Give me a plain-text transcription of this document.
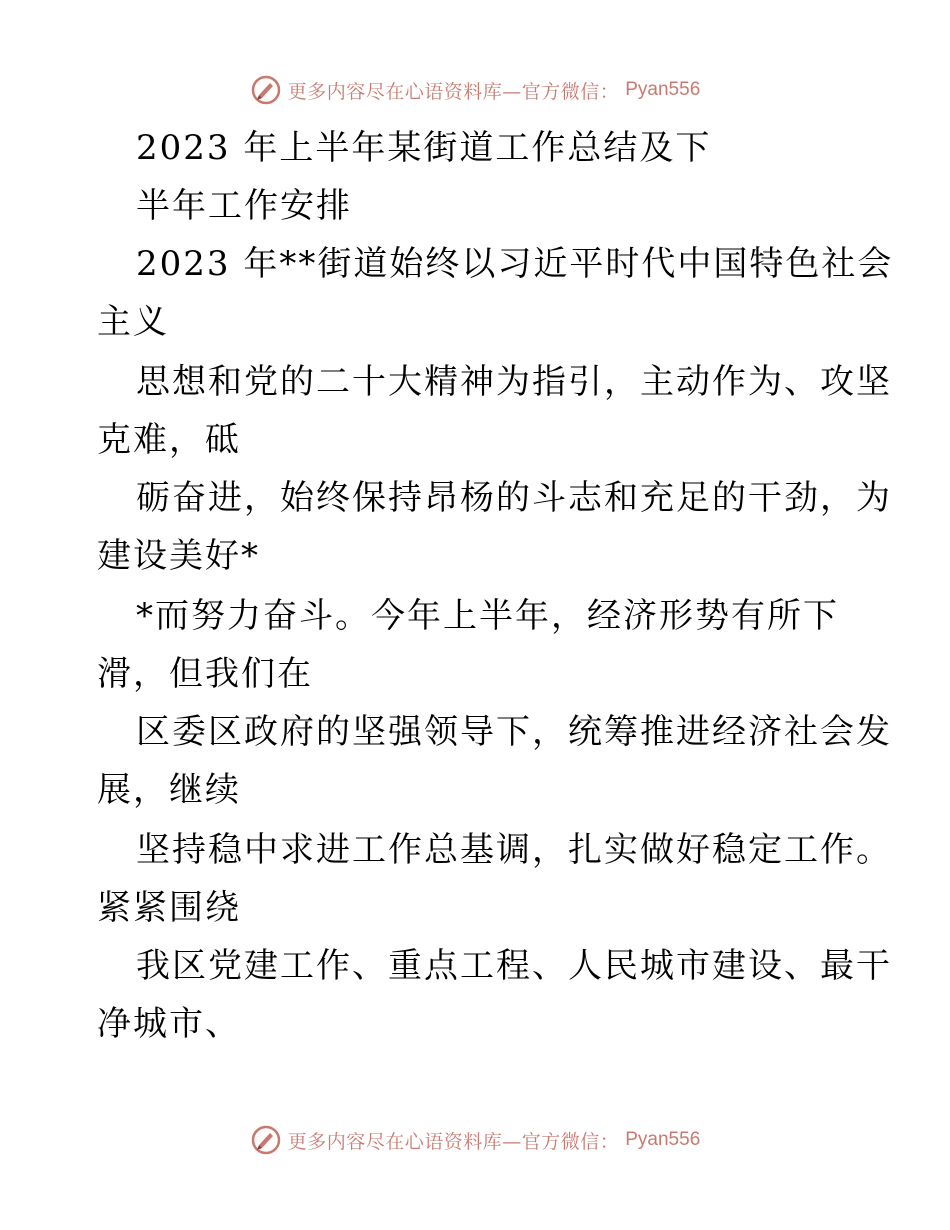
更多内容尽在心语资料库—官方微信： Pyan556
2023 年上半年某街道工作总结及下
半年工作安排
2023 年**街道始终以习近平时代中国特色社会
主义
思想和党的二十大精神为指引，主动作为、攻坚
克难，砥
砺奋进，始终保持昂杨的斗志和充足的干劲，为
建设美好*
*而努力奋斗。今年上半年，经济形势有所下
滑，但我们在
区委区政府的坚强领导下，统筹推进经济社会发
展，继续
坚持稳中求进工作总基调，扎实做好稳定工作。
紧紧围绕
我区党建工作、重点工程、人民城市建设、最干
净城市、
更多内容尽在心语资料库—官方微信： Pyan556
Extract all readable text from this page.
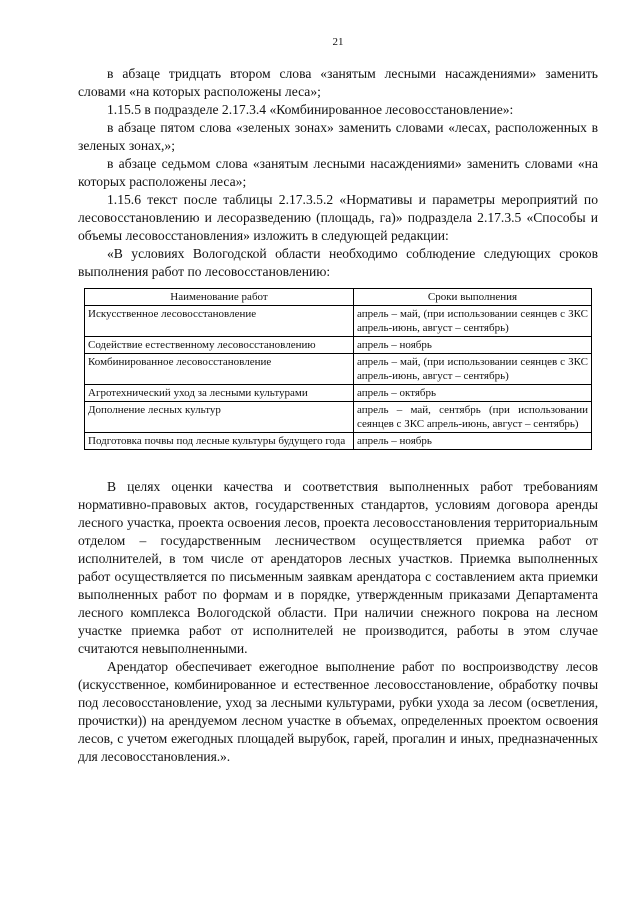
21

в абзаце тридцать втором слова «занятым лесными насаждениями» заменить словами «на которых расположены леса»;

1.15.5 в подразделе 2.17.3.4 «Комбинированное лесовосстановление»:

в абзаце пятом слова «зеленых зонах» заменить словами «лесах, расположенных в зеленых зонах,»;

в абзаце седьмом слова «занятым лесными насаждениями» заменить словами «на которых расположены леса»;

1.15.6 текст после таблицы 2.17.3.5.2 «Нормативы и параметры мероприятий по лесовосстановлению и лесоразведению (площадь, га)» подраздела 2.17.3.5 «Способы и объемы лесовосстановления» изложить в следующей редакции:

«В условиях Вологодской области необходимо соблюдение следующих сроков выполнения работ по лесовосстановлению:

Наименование работ	Сроки выполнения
Искусственное лесовосстановление	апрель – май, (при использовании сеянцев с ЗКС апрель-июнь, август – сентябрь)
Содействие естественному лесовосстановлению	апрель – ноябрь
Комбинированное лесовосстановление	апрель – май, (при использовании сеянцев с ЗКС апрель-июнь, август – сентябрь)
Агротехнический уход за лесными культурами	апрель – октябрь
Дополнение лесных культур	апрель – май, сентябрь (при использовании сеянцев с ЗКС апрель-июнь, август – сентябрь)
Подготовка почвы под лесные культуры будущего года	апрель – ноябрь

В целях оценки качества и соответствия выполненных работ требованиям нормативно-правовых актов, государственных стандартов, условиям договора аренды лесного участка, проекта освоения лесов, проекта лесовосстановления территориальным отделом – государственным лесничеством осуществляется приемка работ от исполнителей, в том числе от арендаторов лесных участков. Приемка выполненных работ осуществляется по письменным заявкам арендатора с составлением акта приемки выполненных работ по формам и в порядке, утвержденным приказами Департамента лесного комплекса Вологодской области. При наличии снежного покрова на лесном участке приемка работ от исполнителей не производится, работы в этом случае считаются невыполненными.

Арендатор обеспечивает ежегодное выполнение работ по воспроизводству лесов (искусственное, комбинированное и естественное лесовосстановление, обработку почвы под лесовосстановление, уход за лесными культурами, рубки ухода за лесом (осветления, прочистки)) на арендуемом лесном участке в объемах, определенных проектом освоения лесов, с учетом ежегодных площадей вырубок, гарей, прогалин и иных, предназначенных для лесовосстановления.».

* * * * * * *

[Challenge] Print the records word for word and exclude any picture they hold.

[Task solution]
Give me a plain-text transcription of this document.
更多内容尽在心语资料库—官方微信： Pyan556
2023 年上半年某街道工作总结及下
半年工作安排
2023 年**街道始终以习近平时代中国特色社会
主义
思想和党的二十大精神为指引，主动作为、攻坚
克难，砥
砺奋进，始终保持昂杨的斗志和充足的干劲，为
建设美好*
*而努力奋斗。今年上半年，经济形势有所下
滑，但我们在
区委区政府的坚强领导下，统筹推进经济社会发
展，继续
坚持稳中求进工作总基调，扎实做好稳定工作。
紧紧围绕
我区党建工作、重点工程、人民城市建设、最干
净城市、
更多内容尽在心语资料库—官方微信： Pyan556
Extract all readable text from this page.
21

в абзаце тридцать втором слова «занятым лесными насаждениями» заменить словами «на которых расположены леса»;

1.15.5 в подразделе 2.17.3.4 «Комбинированное лесовосстановление»:

в абзаце пятом слова «зеленых зонах» заменить словами «лесах, расположенных в зеленых зонах,»;

в абзаце седьмом слова «занятым лесными насаждениями» заменить словами «на которых расположены леса»;

1.15.6 текст после таблицы 2.17.3.5.2 «Нормативы и параметры мероприятий по лесовосстановлению и лесоразведению (площадь, га)» подраздела 2.17.3.5 «Способы и объемы лесовосстановления» изложить в следующей редакции:

«В условиях Вологодской области необходимо соблюдение следующих сроков выполнения работ по лесовосстановлению:

Наименование работ	Сроки выполнения
Искусственное лесовосстановление	апрель – май, (при использовании сеянцев с ЗКС апрель-июнь, август – сентябрь)
Содействие естественному лесовосстановлению	апрель – ноябрь
Комбинированное лесовосстановление	апрель – май, (при использовании сеянцев с ЗКС апрель-июнь, август – сентябрь)
Агротехнический уход за лесными культурами	апрель – октябрь
Дополнение лесных культур	апрель – май, сентябрь (при использовании сеянцев с ЗКС апрель-июнь, август – сентябрь)
Подготовка почвы под лесные культуры будущего года	апрель – ноябрь

В целях оценки качества и соответствия выполненных работ требованиям нормативно-правовых актов, государственных стандартов, условиям договора аренды лесного участка, проекта освоения лесов, проекта лесовосстановления территориальным отделом – государственным лесничеством осуществляется приемка работ от исполнителей, в том числе от арендаторов лесных участков. Приемка выполненных работ осуществляется по письменным заявкам арендатора с составлением акта приемки выполненных работ по формам и в порядке, утвержденным приказами Департамента лесного комплекса Вологодской области. При наличии снежного покрова на лесном участке приемка работ от исполнителей не производится, работы в этом случае считаются невыполненными.

Арендатор обеспечивает ежегодное выполнение работ по воспроизводству лесов (искусственное, комбинированное и естественное лесовосстановление, обработку почвы под лесовосстановление, уход за лесными культурами, рубки ухода за лесом (осветления, прочистки)) на арендуемом лесном участке в объемах, определенных проектом освоения лесов, с учетом ежегодных площадей вырубок, гарей, прогалин и иных, предназначенных для лесовосстановления.».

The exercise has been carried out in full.